- _Listed records_
====================

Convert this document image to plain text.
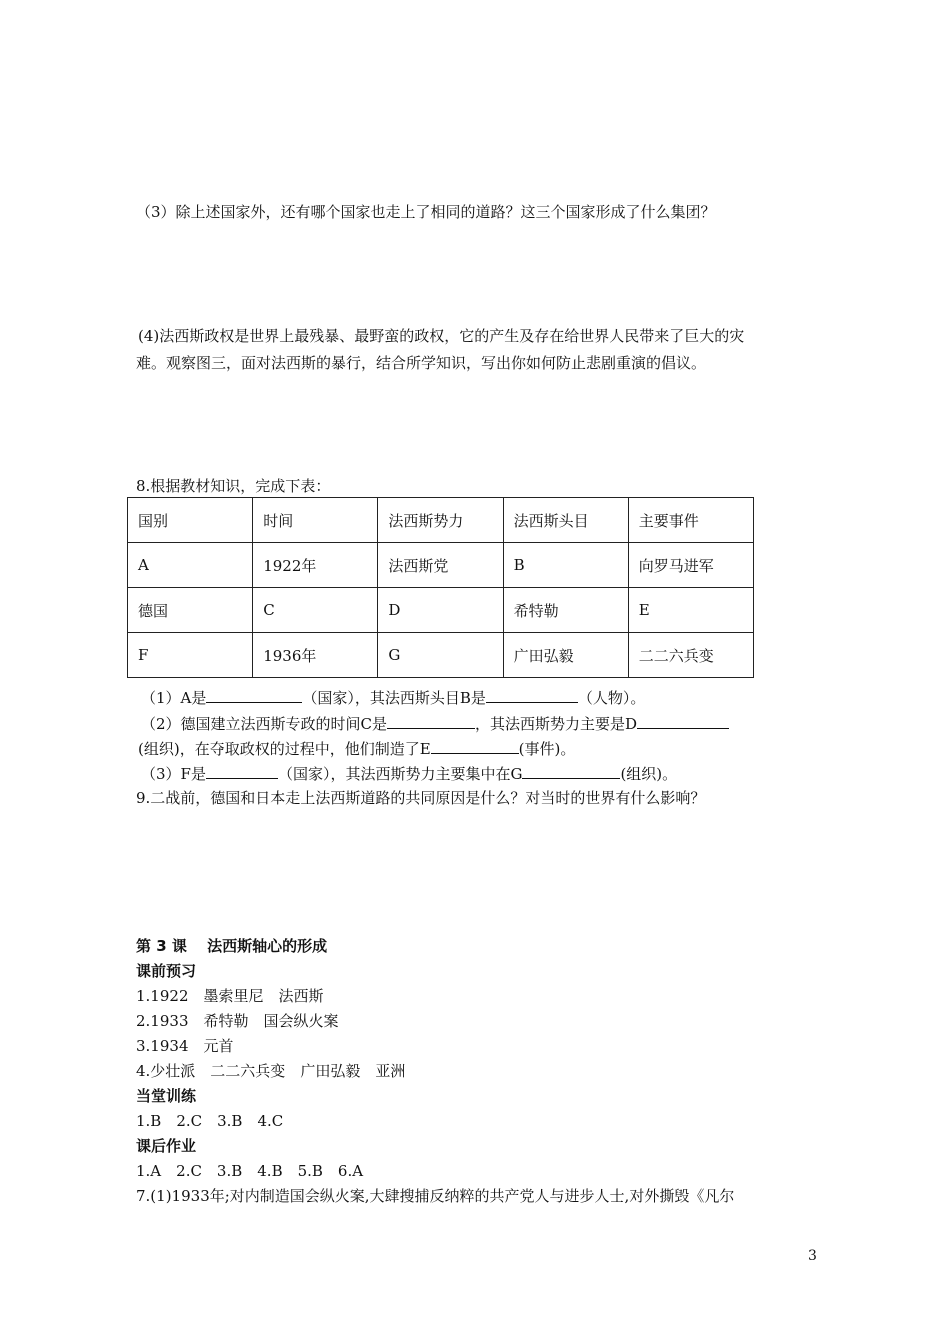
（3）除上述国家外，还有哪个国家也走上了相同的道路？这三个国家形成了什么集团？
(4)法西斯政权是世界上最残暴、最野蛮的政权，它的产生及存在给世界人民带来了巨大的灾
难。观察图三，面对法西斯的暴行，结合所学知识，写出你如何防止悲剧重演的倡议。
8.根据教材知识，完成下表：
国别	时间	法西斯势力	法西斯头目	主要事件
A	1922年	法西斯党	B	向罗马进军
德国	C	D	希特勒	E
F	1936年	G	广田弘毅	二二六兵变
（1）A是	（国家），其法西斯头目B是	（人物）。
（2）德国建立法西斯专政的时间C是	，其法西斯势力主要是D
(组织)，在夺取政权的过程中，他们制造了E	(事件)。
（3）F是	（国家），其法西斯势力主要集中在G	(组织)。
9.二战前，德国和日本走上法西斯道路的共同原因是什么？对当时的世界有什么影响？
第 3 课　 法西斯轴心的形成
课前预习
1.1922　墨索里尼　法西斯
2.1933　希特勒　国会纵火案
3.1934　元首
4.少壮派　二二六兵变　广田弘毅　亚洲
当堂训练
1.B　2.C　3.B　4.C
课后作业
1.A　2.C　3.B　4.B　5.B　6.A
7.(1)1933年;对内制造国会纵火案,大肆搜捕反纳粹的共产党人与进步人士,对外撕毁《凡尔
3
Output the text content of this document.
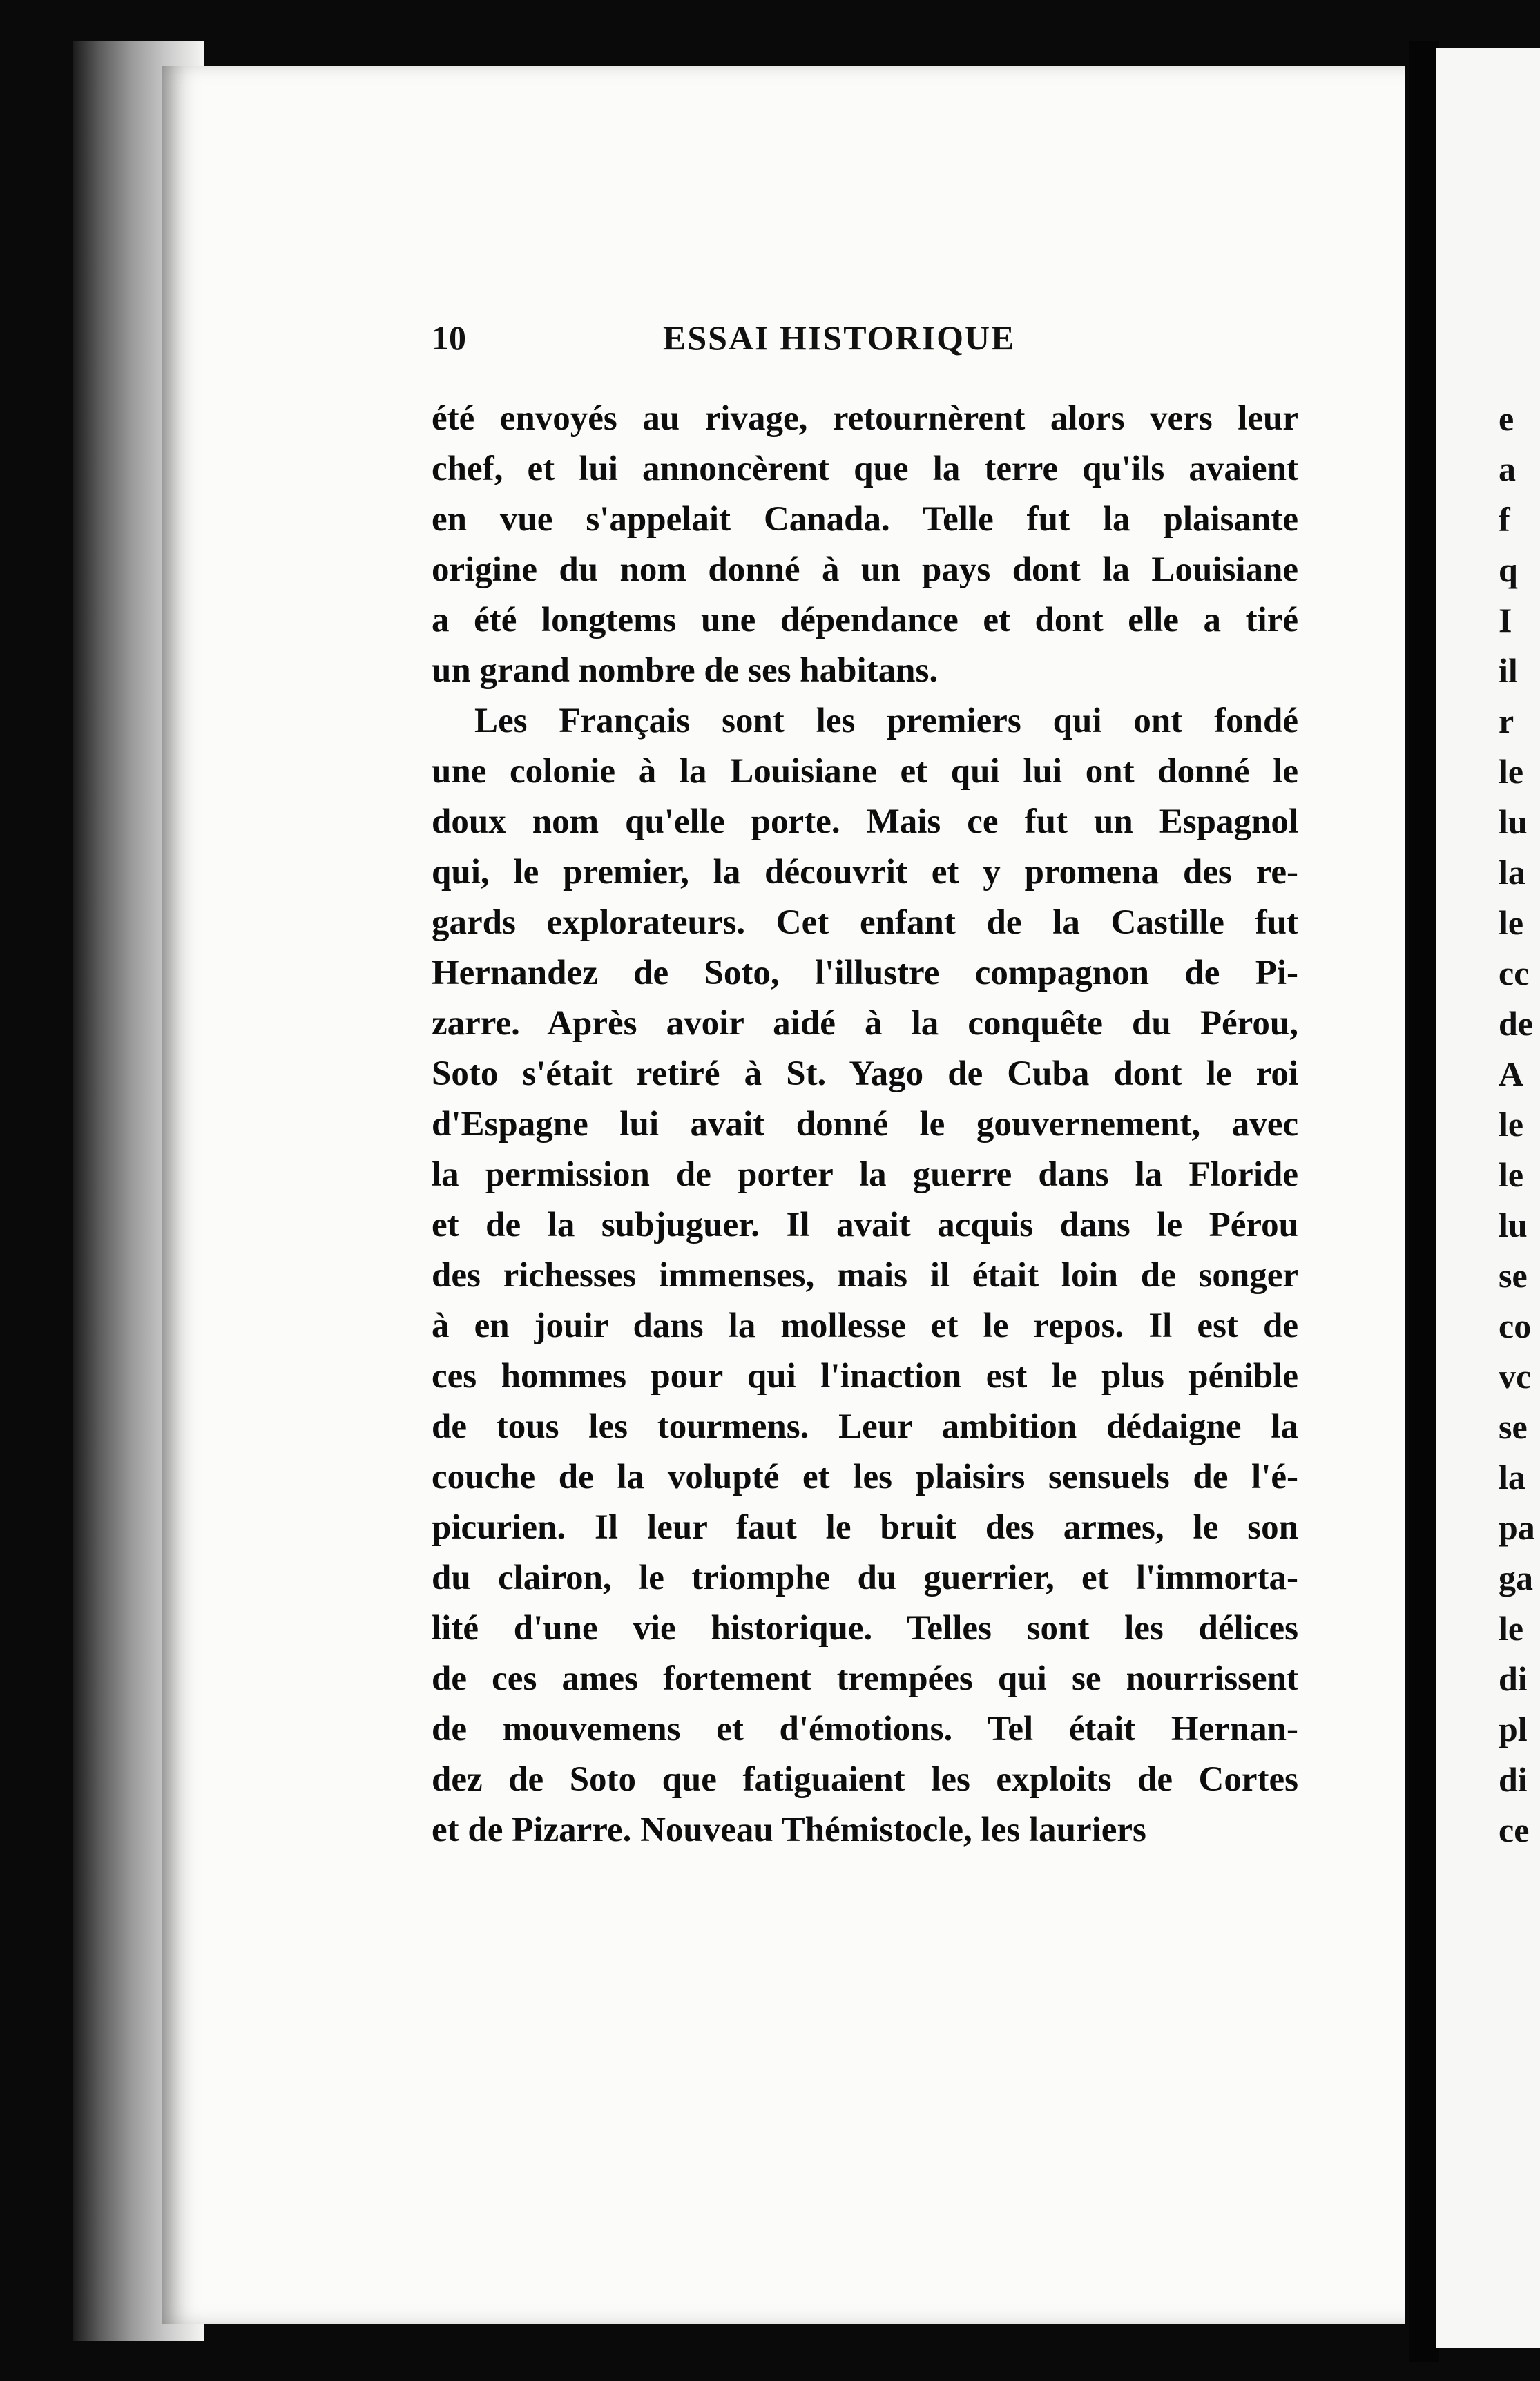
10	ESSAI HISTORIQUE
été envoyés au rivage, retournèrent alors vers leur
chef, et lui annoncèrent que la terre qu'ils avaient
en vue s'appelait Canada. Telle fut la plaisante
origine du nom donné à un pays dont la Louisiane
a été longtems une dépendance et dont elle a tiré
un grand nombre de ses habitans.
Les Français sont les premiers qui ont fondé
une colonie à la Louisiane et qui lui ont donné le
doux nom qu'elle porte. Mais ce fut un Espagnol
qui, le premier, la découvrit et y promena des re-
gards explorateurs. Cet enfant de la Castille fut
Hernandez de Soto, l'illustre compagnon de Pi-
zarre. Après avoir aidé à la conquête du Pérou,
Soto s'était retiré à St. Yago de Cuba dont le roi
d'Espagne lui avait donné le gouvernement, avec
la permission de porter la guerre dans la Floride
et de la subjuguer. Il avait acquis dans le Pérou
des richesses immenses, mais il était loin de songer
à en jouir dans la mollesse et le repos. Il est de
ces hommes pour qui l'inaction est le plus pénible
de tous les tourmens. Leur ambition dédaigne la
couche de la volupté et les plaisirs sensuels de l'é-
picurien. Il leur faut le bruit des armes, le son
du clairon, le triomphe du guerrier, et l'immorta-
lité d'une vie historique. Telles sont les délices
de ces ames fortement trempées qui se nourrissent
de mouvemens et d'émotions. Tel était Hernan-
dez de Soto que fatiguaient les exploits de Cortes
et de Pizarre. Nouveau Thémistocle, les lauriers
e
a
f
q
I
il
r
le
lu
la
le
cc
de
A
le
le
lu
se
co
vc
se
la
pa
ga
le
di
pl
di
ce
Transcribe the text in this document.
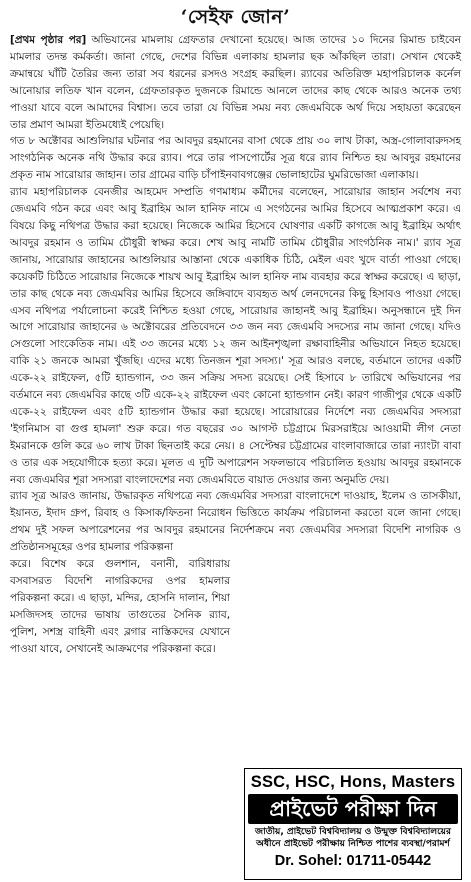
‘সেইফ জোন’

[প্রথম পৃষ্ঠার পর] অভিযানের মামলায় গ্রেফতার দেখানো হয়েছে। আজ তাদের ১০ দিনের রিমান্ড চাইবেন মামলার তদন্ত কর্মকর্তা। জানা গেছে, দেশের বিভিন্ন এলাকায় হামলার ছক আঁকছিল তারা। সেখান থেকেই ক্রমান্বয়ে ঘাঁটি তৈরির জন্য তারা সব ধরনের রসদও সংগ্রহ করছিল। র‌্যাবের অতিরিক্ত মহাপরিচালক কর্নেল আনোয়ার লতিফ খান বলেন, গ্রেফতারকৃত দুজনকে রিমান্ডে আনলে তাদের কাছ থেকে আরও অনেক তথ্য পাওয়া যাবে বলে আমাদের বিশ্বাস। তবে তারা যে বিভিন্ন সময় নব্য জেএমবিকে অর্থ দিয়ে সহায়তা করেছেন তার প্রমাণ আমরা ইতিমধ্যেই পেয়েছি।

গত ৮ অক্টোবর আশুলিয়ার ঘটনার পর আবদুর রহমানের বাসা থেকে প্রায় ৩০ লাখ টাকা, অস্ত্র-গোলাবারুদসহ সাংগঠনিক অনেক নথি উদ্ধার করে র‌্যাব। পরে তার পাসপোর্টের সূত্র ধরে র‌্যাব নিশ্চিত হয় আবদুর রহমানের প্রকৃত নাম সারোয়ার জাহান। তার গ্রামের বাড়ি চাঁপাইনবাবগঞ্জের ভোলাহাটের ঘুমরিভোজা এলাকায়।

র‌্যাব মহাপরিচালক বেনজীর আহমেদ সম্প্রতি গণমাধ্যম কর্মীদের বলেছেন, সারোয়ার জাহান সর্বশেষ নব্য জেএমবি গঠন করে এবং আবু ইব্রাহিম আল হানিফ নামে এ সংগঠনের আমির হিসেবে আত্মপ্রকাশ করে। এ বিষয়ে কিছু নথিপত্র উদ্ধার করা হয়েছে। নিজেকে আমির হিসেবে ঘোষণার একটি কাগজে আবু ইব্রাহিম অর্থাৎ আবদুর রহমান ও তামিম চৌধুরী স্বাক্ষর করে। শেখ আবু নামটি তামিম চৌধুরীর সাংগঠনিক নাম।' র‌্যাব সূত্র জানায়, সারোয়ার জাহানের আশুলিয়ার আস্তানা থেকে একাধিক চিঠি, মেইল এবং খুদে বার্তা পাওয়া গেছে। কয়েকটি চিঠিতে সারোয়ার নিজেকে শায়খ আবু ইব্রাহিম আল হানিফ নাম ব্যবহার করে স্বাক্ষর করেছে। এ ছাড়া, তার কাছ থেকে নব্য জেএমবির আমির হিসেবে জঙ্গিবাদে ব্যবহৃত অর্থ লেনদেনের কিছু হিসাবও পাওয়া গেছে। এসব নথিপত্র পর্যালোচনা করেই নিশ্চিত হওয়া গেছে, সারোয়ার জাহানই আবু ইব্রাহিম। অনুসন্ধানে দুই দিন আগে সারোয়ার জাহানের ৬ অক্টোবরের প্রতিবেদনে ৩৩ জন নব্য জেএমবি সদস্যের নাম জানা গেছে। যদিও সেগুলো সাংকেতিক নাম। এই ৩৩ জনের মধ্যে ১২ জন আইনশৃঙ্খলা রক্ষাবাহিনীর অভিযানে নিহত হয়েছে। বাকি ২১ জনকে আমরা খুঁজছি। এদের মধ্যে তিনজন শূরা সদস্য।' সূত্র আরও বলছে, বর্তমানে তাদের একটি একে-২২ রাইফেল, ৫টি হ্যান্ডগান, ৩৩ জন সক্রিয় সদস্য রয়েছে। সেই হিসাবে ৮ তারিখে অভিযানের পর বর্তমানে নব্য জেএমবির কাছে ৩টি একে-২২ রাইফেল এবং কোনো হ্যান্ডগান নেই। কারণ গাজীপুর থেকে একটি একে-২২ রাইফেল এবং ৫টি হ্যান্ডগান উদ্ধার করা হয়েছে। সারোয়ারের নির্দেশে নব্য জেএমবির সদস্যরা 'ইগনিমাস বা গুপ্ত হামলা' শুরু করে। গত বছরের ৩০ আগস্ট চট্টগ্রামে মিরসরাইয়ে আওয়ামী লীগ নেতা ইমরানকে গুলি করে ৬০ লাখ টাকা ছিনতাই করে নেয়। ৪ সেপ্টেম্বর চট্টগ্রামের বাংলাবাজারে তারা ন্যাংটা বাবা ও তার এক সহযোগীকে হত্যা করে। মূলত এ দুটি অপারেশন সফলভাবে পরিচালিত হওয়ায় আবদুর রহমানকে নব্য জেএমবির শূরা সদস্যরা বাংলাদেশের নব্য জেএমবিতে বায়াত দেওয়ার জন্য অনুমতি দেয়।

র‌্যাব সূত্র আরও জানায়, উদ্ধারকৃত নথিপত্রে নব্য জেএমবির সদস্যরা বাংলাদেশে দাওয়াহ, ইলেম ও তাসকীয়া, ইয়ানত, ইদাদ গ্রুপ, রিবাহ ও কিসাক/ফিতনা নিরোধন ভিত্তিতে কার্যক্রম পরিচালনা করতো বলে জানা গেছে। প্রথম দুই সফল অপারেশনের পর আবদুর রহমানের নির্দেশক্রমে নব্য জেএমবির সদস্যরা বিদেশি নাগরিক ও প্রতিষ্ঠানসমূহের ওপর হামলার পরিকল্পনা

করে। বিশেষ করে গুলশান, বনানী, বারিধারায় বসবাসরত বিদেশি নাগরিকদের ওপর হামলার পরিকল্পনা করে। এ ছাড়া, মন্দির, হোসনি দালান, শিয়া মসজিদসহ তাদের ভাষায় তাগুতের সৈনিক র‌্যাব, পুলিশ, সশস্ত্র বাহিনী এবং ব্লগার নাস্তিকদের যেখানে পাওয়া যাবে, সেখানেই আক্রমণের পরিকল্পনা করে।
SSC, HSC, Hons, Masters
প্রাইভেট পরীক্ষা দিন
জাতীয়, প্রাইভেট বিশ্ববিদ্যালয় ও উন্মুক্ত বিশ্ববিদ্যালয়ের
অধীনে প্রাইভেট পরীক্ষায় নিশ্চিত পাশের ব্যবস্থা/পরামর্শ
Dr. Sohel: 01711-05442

====================

Find every line in the records that contains the word "广田弘毅"; copy those lines.

- _Solved exercise_
F	1936年	G	广田弘毅	二二六兵变
4.少壮派　二二六兵变　广田弘毅　亚洲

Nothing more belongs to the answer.